[Stored entries]
-- Begin --

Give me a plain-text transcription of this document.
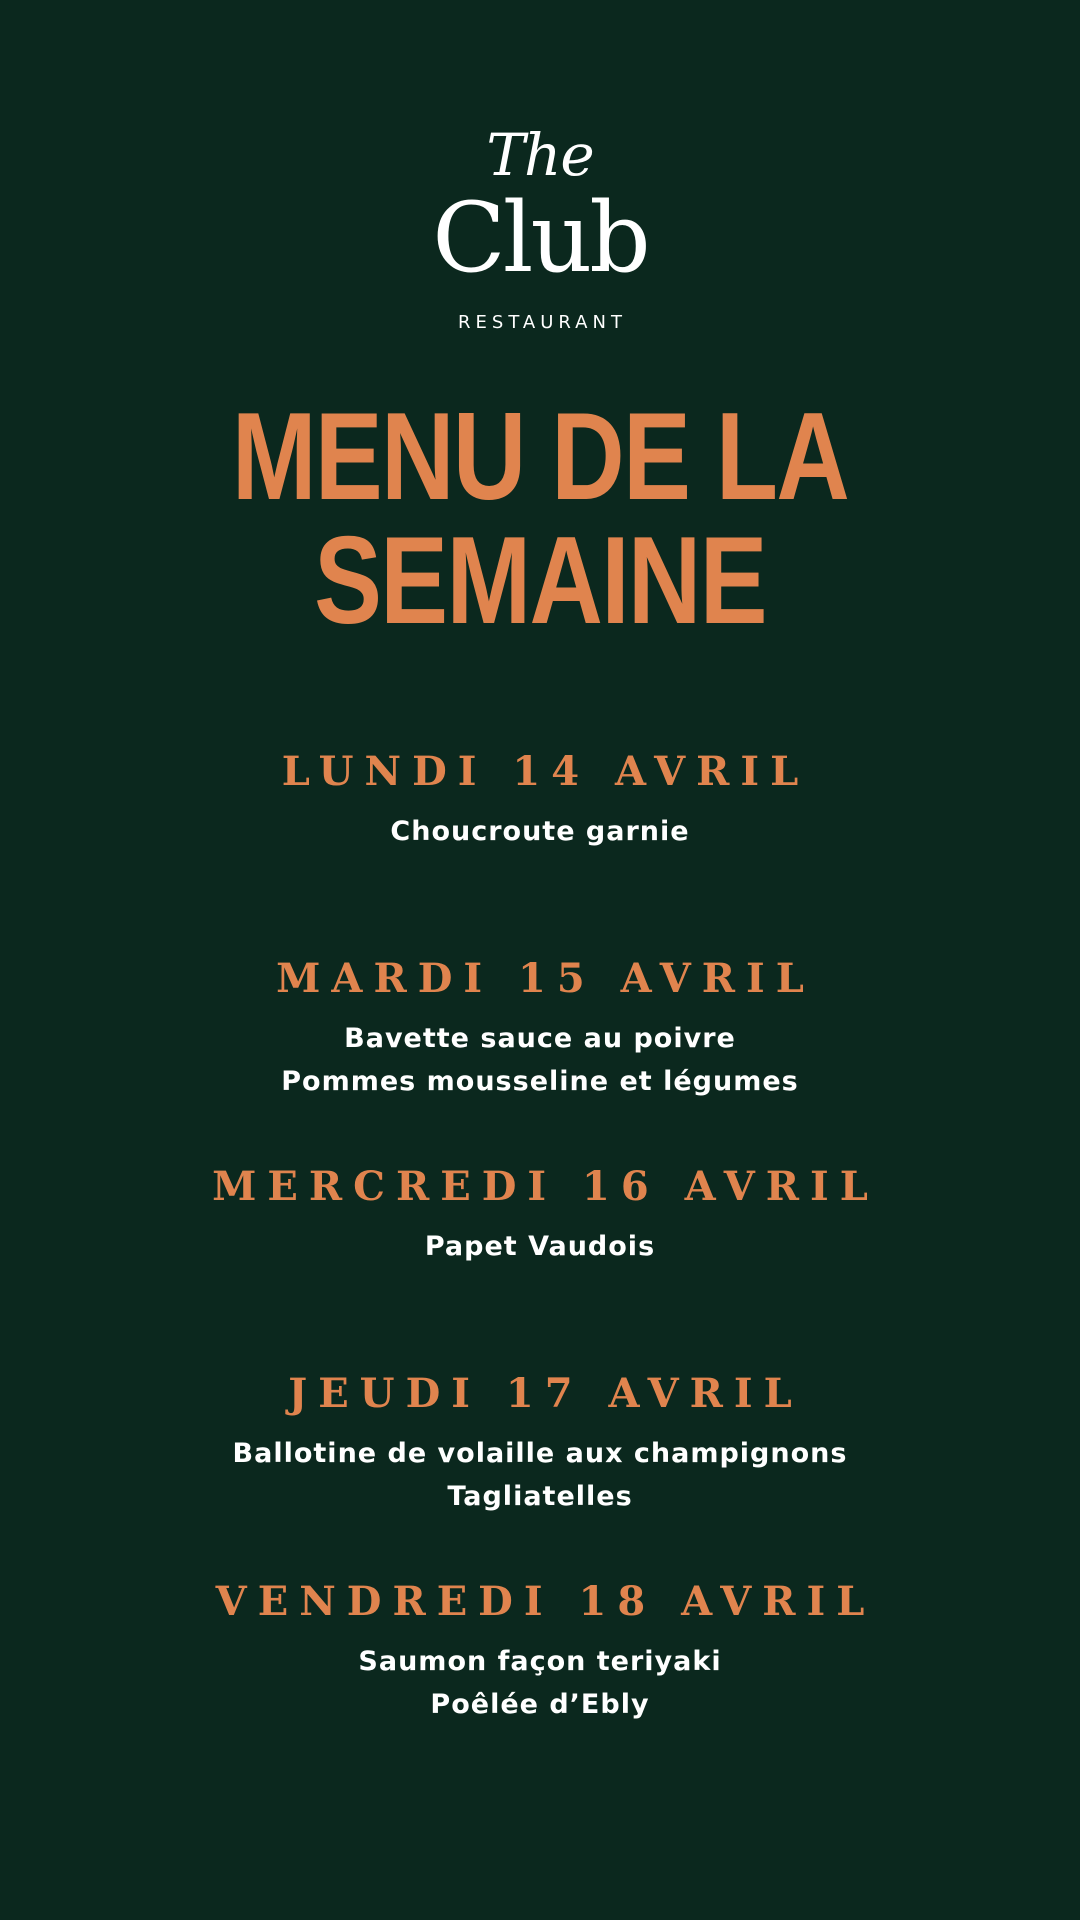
The
Club
RESTAURANT
MENU DE LA
SEMAINE
LUNDI 14 AVRIL
Choucroute garnie
MARDI 15 AVRIL
Bavette sauce au poivre
Pommes mousseline et légumes
MERCREDI 16 AVRIL
Papet Vaudois
JEUDI 17 AVRIL
Ballotine de volaille aux champignons
Tagliatelles
VENDREDI 18 AVRIL
Saumon façon teriyaki
Poêlée d’Ebly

-- End --

Copy the data exactly. Any picture it contains is to be omitted.

**Written answer:**
Give me a plain-text transcription of this document.
The
Club
RESTAURANT
MENU DE LA
SEMAINE
LUNDI 14 AVRIL
Choucroute garnie
MARDI 15 AVRIL
Bavette sauce au poivre
Pommes mousseline et légumes
MERCREDI 16 AVRIL
Papet Vaudois
JEUDI 17 AVRIL
Ballotine de volaille aux champignons
Tagliatelles
VENDREDI 18 AVRIL
Saumon façon teriyaki
Poêlée d’Ebly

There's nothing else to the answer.